> **TASK BRIEF**
Print out each record below, unaltered and complete, without its images.

> **GIVEN INFORMATION**

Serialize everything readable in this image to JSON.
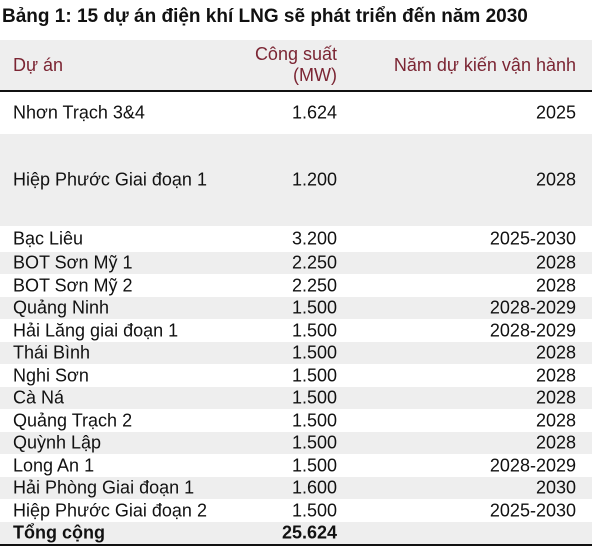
{
  "title": "Bảng 1: 15 dự án điện khí LNG sẽ phát triển đến năm 2030",
  "columns": {
    "project": "Dự án",
    "capacity_line1": "Công suất",
    "capacity_line2": "(MW)",
    "year": "Năm dự kiến vận hành"
  },
  "rows": [
    {
      "project": "Nhơn Trạch 3&4",
      "capacity": "1.624",
      "year": "2025"
    },
    {
      "project": "Hiệp Phước Giai đoạn 1",
      "capacity": "1.200",
      "year": "2028"
    },
    {
      "project": "Bạc Liêu",
      "capacity": "3.200",
      "year": "2025-2030"
    },
    {
      "project": "BOT Sơn Mỹ 1",
      "capacity": "2.250",
      "year": "2028"
    },
    {
      "project": "BOT Sơn Mỹ 2",
      "capacity": "2.250",
      "year": "2028"
    },
    {
      "project": "Quảng Ninh",
      "capacity": "1.500",
      "year": "2028-2029"
    },
    {
      "project": "Hải Lăng giai đoạn 1",
      "capacity": "1.500",
      "year": "2028-2029"
    },
    {
      "project": "Thái Bình",
      "capacity": "1.500",
      "year": "2028"
    },
    {
      "project": "Nghi Sơn",
      "capacity": "1.500",
      "year": "2028"
    },
    {
      "project": "Cà Ná",
      "capacity": "1.500",
      "year": "2028"
    },
    {
      "project": "Quảng Trạch 2",
      "capacity": "1.500",
      "year": "2028"
    },
    {
      "project": "Quỳnh Lập",
      "capacity": "1.500",
      "year": "2028"
    },
    {
      "project": "Long An 1",
      "capacity": "1.500",
      "year": "2028-2029"
    },
    {
      "project": "Hải Phòng Giai đoạn 1",
      "capacity": "1.600",
      "year": "2030"
    },
    {
      "project": "Hiệp Phước Giai đoạn 2",
      "capacity": "1.500",
      "year": "2025-2030"
    }
  ],
  "total": {
    "label": "Tổng cộng",
    "capacity": "25.624",
    "year": ""
  }
}
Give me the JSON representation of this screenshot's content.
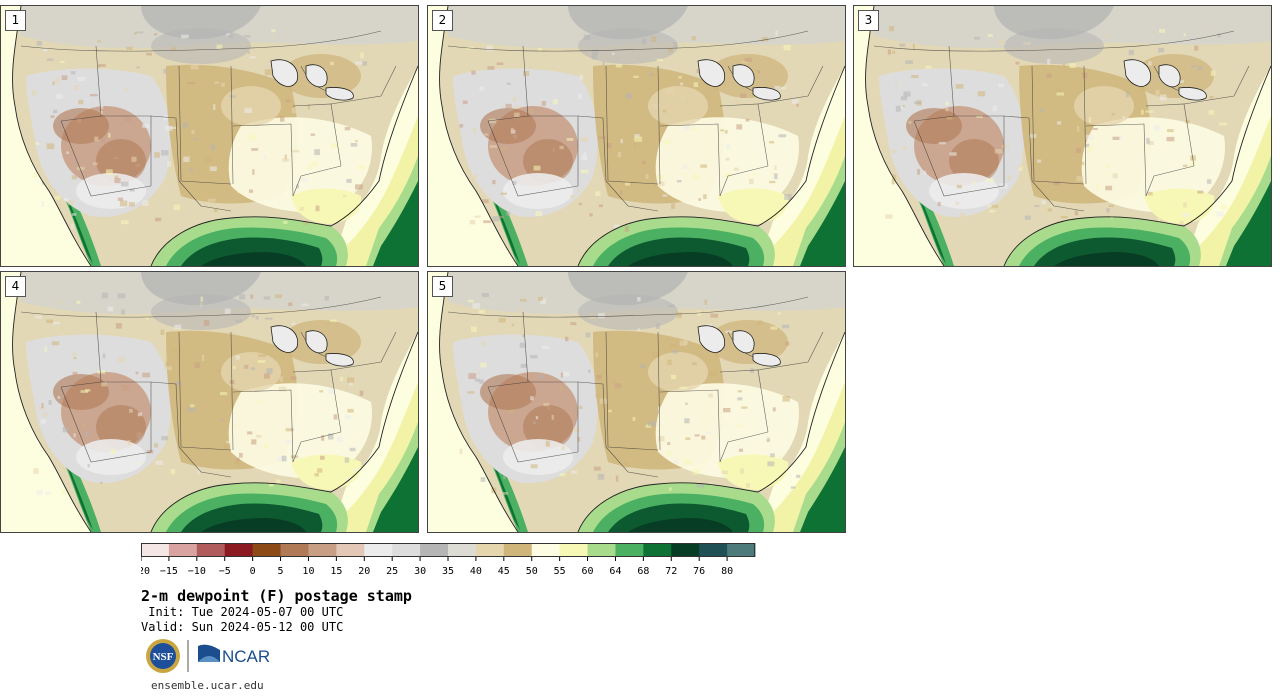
{
  "panels": [
    {
      "label": "1"
    },
    {
      "label": "2"
    },
    {
      "label": "3"
    },
    {
      "label": "4"
    },
    {
      "label": "5"
    }
  ],
  "colorbar": {
    "tick_labels": [
      "−20",
      "−15",
      "−10",
      "−5",
      "0",
      "5",
      "10",
      "15",
      "20",
      "25",
      "30",
      "35",
      "40",
      "45",
      "50",
      "55",
      "60",
      "64",
      "68",
      "72",
      "76",
      "80"
    ],
    "colors": [
      "#f3e6e4",
      "#d8a3a1",
      "#b05c5c",
      "#8c1a21",
      "#8b4a16",
      "#b07a56",
      "#c89e84",
      "#e3c8b8",
      "#ececec",
      "#dddddd",
      "#b5b5b5",
      "#dcdcd4",
      "#e5d6ae",
      "#cfb57a",
      "#fdfde4",
      "#f8f8b6",
      "#a8dc8c",
      "#4bb062",
      "#0e7234",
      "#073d24",
      "#1f5055",
      "#4d7a7a"
    ]
  },
  "title": "2-m dewpoint (F) postage stamp",
  "init": " Init: Tue 2024-05-07 00 UTC",
  "valid": "Valid: Sun 2024-05-12 00 UTC",
  "logos": {
    "nsf": "NSF",
    "ncar": "NCAR"
  },
  "url": "ensemble.ucar.edu",
  "colors": {
    "ocean_pacific": "#fdfde0",
    "gulf_deep": "#0e5a30",
    "desert": "#b07a56",
    "plains": "#cfb57a"
  }
}
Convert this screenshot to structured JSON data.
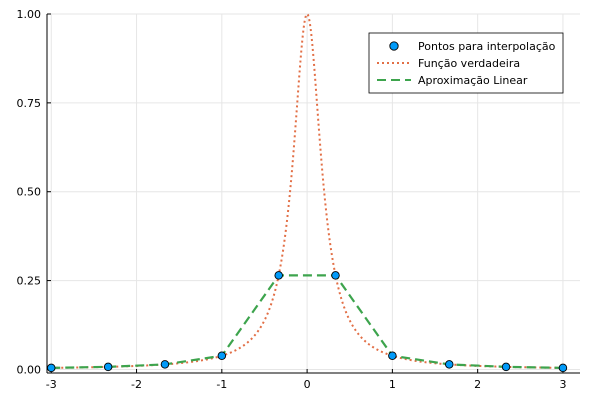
{
  "chart_data": {
    "type": "line",
    "title": "",
    "xlabel": "",
    "ylabel": "",
    "xlim": [
      -3.05,
      3.2
    ],
    "ylim": [
      -0.01,
      1.0
    ],
    "grid": true,
    "legend_position": "top-right",
    "x_ticks": [
      {
        "value": -3,
        "label": "-3"
      },
      {
        "value": -2,
        "label": "-2"
      },
      {
        "value": -1,
        "label": "-1"
      },
      {
        "value": 0,
        "label": "0"
      },
      {
        "value": 1,
        "label": "1"
      },
      {
        "value": 2,
        "label": "2"
      },
      {
        "value": 3,
        "label": "3"
      }
    ],
    "y_ticks": [
      {
        "value": 0.0,
        "label": "0.00"
      },
      {
        "value": 0.25,
        "label": "0.25"
      },
      {
        "value": 0.5,
        "label": "0.50"
      },
      {
        "value": 0.75,
        "label": "0.75"
      },
      {
        "value": 1.0,
        "label": "1.00"
      }
    ],
    "series": [
      {
        "name": "Pontos para interpolação",
        "kind": "scatter",
        "color": "#009af9",
        "x": [
          -3.0,
          -2.333,
          -1.667,
          -1.0,
          -0.333,
          0.333,
          1.0,
          1.667,
          2.333,
          3.0
        ],
        "y": [
          0.0044,
          0.0073,
          0.0142,
          0.0385,
          0.2647,
          0.2647,
          0.0385,
          0.0142,
          0.0073,
          0.0044
        ]
      },
      {
        "name": "Função verdadeira",
        "kind": "line",
        "style": "dotted",
        "color": "#e26f46",
        "function": "1/(1+25x^2)",
        "x_range": [
          -3,
          3
        ]
      },
      {
        "name": "Aproximação Linear",
        "kind": "line",
        "style": "dashed",
        "color": "#3da44d",
        "x": [
          -3.0,
          -2.333,
          -1.667,
          -1.0,
          -0.333,
          0.333,
          1.0,
          1.667,
          2.333,
          3.0
        ],
        "y": [
          0.0044,
          0.0073,
          0.0142,
          0.0385,
          0.2647,
          0.2647,
          0.0385,
          0.0142,
          0.0073,
          0.0044
        ]
      }
    ]
  }
}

> **COMPLETED EXERCISE**
Serialize everything readable in this image to JSON.
{
  "title": "Bảng 1: 15 dự án điện khí LNG sẽ phát triển đến năm 2030",
  "columns": {
    "project": "Dự án",
    "capacity_line1": "Công suất",
    "capacity_line2": "(MW)",
    "year": "Năm dự kiến vận hành"
  },
  "rows": [
    {
      "project": "Nhơn Trạch 3&4",
      "capacity": "1.624",
      "year": "2025"
    },
    {
      "project": "Hiệp Phước Giai đoạn 1",
      "capacity": "1.200",
      "year": "2028"
    },
    {
      "project": "Bạc Liêu",
      "capacity": "3.200",
      "year": "2025-2030"
    },
    {
      "project": "BOT Sơn Mỹ 1",
      "capacity": "2.250",
      "year": "2028"
    },
    {
      "project": "BOT Sơn Mỹ 2",
      "capacity": "2.250",
      "year": "2028"
    },
    {
      "project": "Quảng Ninh",
      "capacity": "1.500",
      "year": "2028-2029"
    },
    {
      "project": "Hải Lăng giai đoạn 1",
      "capacity": "1.500",
      "year": "2028-2029"
    },
    {
      "project": "Thái Bình",
      "capacity": "1.500",
      "year": "2028"
    },
    {
      "project": "Nghi Sơn",
      "capacity": "1.500",
      "year": "2028"
    },
    {
      "project": "Cà Ná",
      "capacity": "1.500",
      "year": "2028"
    },
    {
      "project": "Quảng Trạch 2",
      "capacity": "1.500",
      "year": "2028"
    },
    {
      "project": "Quỳnh Lập",
      "capacity": "1.500",
      "year": "2028"
    },
    {
      "project": "Long An 1",
      "capacity": "1.500",
      "year": "2028-2029"
    },
    {
      "project": "Hải Phòng Giai đoạn 1",
      "capacity": "1.600",
      "year": "2030"
    },
    {
      "project": "Hiệp Phước Giai đoạn 2",
      "capacity": "1.500",
      "year": "2025-2030"
    }
  ],
  "total": {
    "label": "Tổng cộng",
    "capacity": "25.624",
    "year": ""
  }
}
Give me the JSON representation of this screenshot's content.
{
  "panels": [
    {
      "label": "1"
    },
    {
      "label": "2"
    },
    {
      "label": "3"
    },
    {
      "label": "4"
    },
    {
      "label": "5"
    }
  ],
  "colorbar": {
    "tick_labels": [
      "−20",
      "−15",
      "−10",
      "−5",
      "0",
      "5",
      "10",
      "15",
      "20",
      "25",
      "30",
      "35",
      "40",
      "45",
      "50",
      "55",
      "60",
      "64",
      "68",
      "72",
      "76",
      "80"
    ],
    "colors": [
      "#f3e6e4",
      "#d8a3a1",
      "#b05c5c",
      "#8c1a21",
      "#8b4a16",
      "#b07a56",
      "#c89e84",
      "#e3c8b8",
      "#ececec",
      "#dddddd",
      "#b5b5b5",
      "#dcdcd4",
      "#e5d6ae",
      "#cfb57a",
      "#fdfde4",
      "#f8f8b6",
      "#a8dc8c",
      "#4bb062",
      "#0e7234",
      "#073d24",
      "#1f5055",
      "#4d7a7a"
    ]
  },
  "title": "2-m dewpoint (F) postage stamp",
  "init": " Init: Tue 2024-05-07 00 UTC",
  "valid": "Valid: Sun 2024-05-12 00 UTC",
  "logos": {
    "nsf": "NSF",
    "ncar": "NCAR"
  },
  "url": "ensemble.ucar.edu",
  "colors": {
    "ocean_pacific": "#fdfde0",
    "gulf_deep": "#0e5a30",
    "desert": "#b07a56",
    "plains": "#cfb57a"
  }
}
Convert this screenshot to structured JSON data.
{
  "chart_data": {
    "type": "line",
    "title": "",
    "xlabel": "",
    "ylabel": "",
    "xlim": [
      -3.05,
      3.2
    ],
    "ylim": [
      -0.01,
      1.0
    ],
    "grid": true,
    "legend_position": "top-right",
    "x_ticks": [
      {
        "value": -3,
        "label": "-3"
      },
      {
        "value": -2,
        "label": "-2"
      },
      {
        "value": -1,
        "label": "-1"
      },
      {
        "value": 0,
        "label": "0"
      },
      {
        "value": 1,
        "label": "1"
      },
      {
        "value": 2,
        "label": "2"
      },
      {
        "value": 3,
        "label": "3"
      }
    ],
    "y_ticks": [
      {
        "value": 0.0,
        "label": "0.00"
      },
      {
        "value": 0.25,
        "label": "0.25"
      },
      {
        "value": 0.5,
        "label": "0.50"
      },
      {
        "value": 0.75,
        "label": "0.75"
      },
      {
        "value": 1.0,
        "label": "1.00"
      }
    ],
    "series": [
      {
        "name": "Pontos para interpolação",
        "kind": "scatter",
        "color": "#009af9",
        "x": [
          -3.0,
          -2.333,
          -1.667,
          -1.0,
          -0.333,
          0.333,
          1.0,
          1.667,
          2.333,
          3.0
        ],
        "y": [
          0.0044,
          0.0073,
          0.0142,
          0.0385,
          0.2647,
          0.2647,
          0.0385,
          0.0142,
          0.0073,
          0.0044
        ]
      },
      {
        "name": "Função verdadeira",
        "kind": "line",
        "style": "dotted",
        "color": "#e26f46",
        "function": "1/(1+25x^2)",
        "x_range": [
          -3,
          3
        ]
      },
      {
        "name": "Aproximação Linear",
        "kind": "line",
        "style": "dashed",
        "color": "#3da44d",
        "x": [
          -3.0,
          -2.333,
          -1.667,
          -1.0,
          -0.333,
          0.333,
          1.0,
          1.667,
          2.333,
          3.0
        ],
        "y": [
          0.0044,
          0.0073,
          0.0142,
          0.0385,
          0.2647,
          0.2647,
          0.0385,
          0.0142,
          0.0073,
          0.0044
        ]
      }
    ]
  }
}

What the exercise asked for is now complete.